Your goal: Set down, exactly as written, the lines from the line holding "Extract all readable text from this page." to the end of the data, inclusive, skipping any pictures.

== == ==

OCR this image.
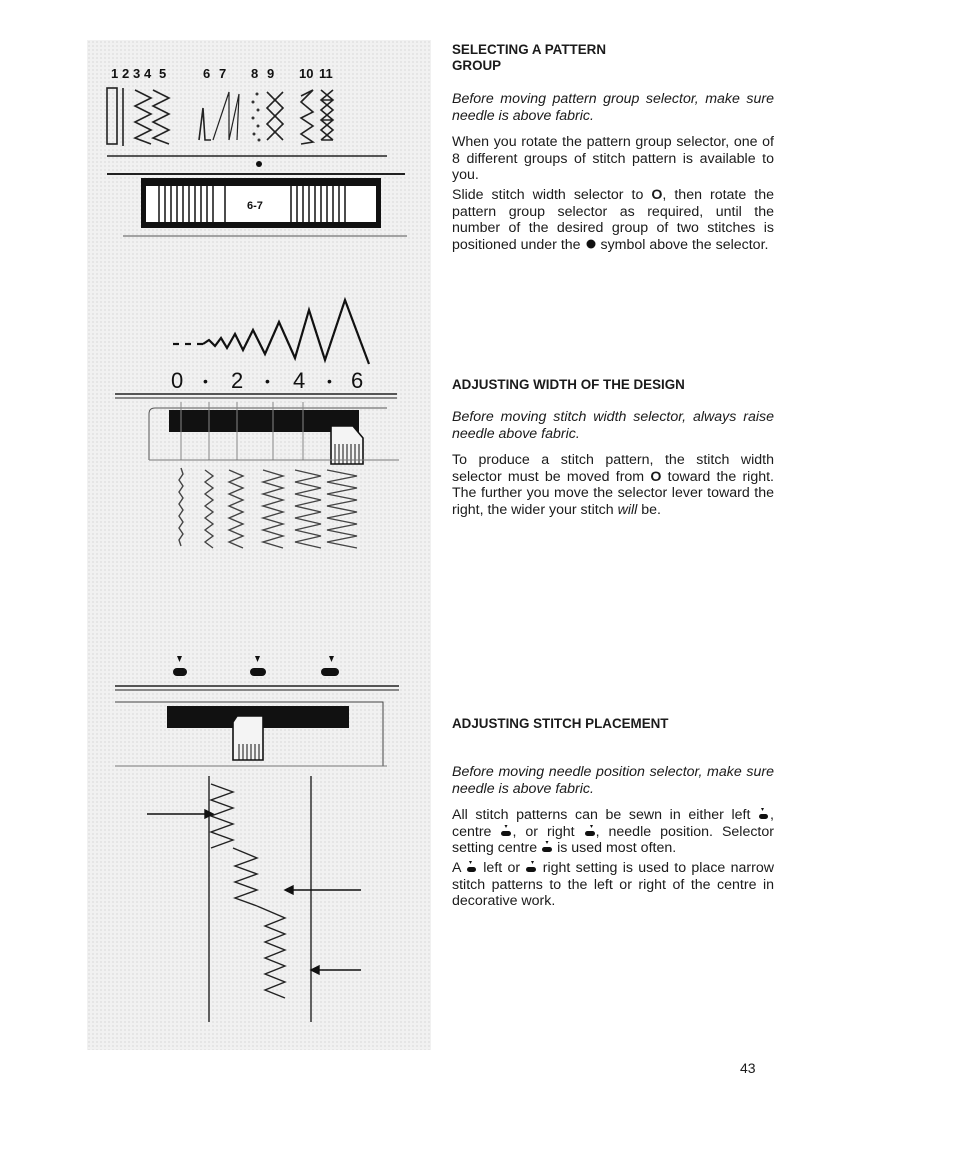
1 2 3 4 5	6 7 8 9 10 11
6-7
0 • 2 • 4 • 6

SELECTING A PATTERN

GROUP

Before moving pattern group selector, make sure needle is above fabric.

When you rotate the pattern group selector, one of 8 different groups of stitch pattern is available to you.

Slide stitch width selector to O, then rotate the pattern group selector as required, until the number of the desired group of two stitches is positioned under the  symbol above the selector.

ADJUSTING WIDTH OF THE DESIGN

Before moving stitch width selector, always raise needle above fabric.

To produce a stitch pattern, the stitch width selector must be moved from O toward the right. The further you move the selector lever toward the right, the wider your stitch will be.

ADJUSTING STITCH PLACEMENT

Before moving needle position selector, make sure needle is above fabric.

All stitch patterns can be sewn in either left , centre , or right , needle position. Selector setting centre is used most often.

A left or right setting is used to place narrow stitch patterns to the left or right of the centre in decorative work.

43
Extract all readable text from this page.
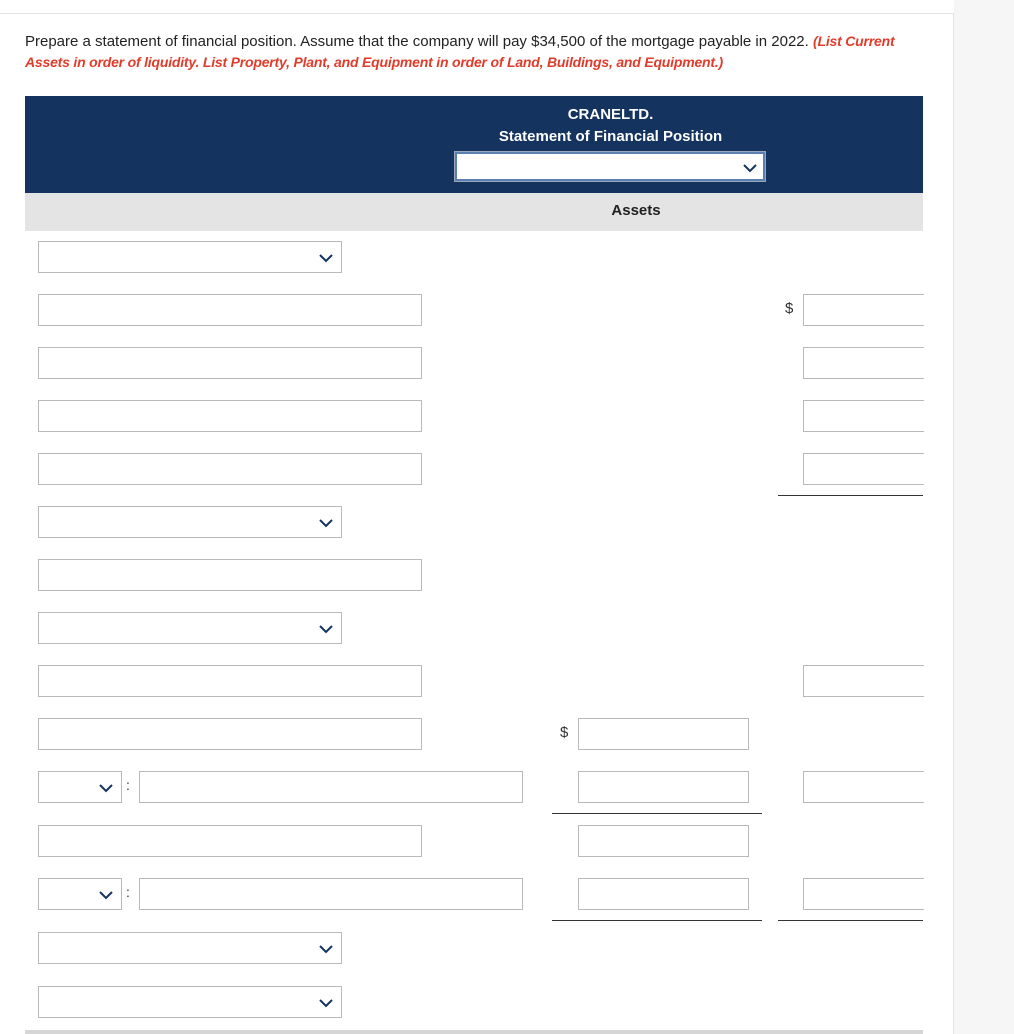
Prepare a statement of financial position. Assume that the company will pay $34,500 of the mortgage payable in 2022. (List Current Assets in order of liquidity. List Property, Plant, and Equipment in order of Land, Buildings, and Equipment.)
CRANELTD.
Statement of Financial Position
Assets
$
$
:
:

== == ==

Solution below:
Extract all readable text from this page.
Prepare a statement of financial position. Assume that the company will pay $34,500 of the mortgage payable in 2022. (List Current Assets in order of liquidity. List Property, Plant, and Equipment in order of Land, Buildings, and Equipment.)
CRANELTD.
Statement of Financial Position
Assets
$
$
:
:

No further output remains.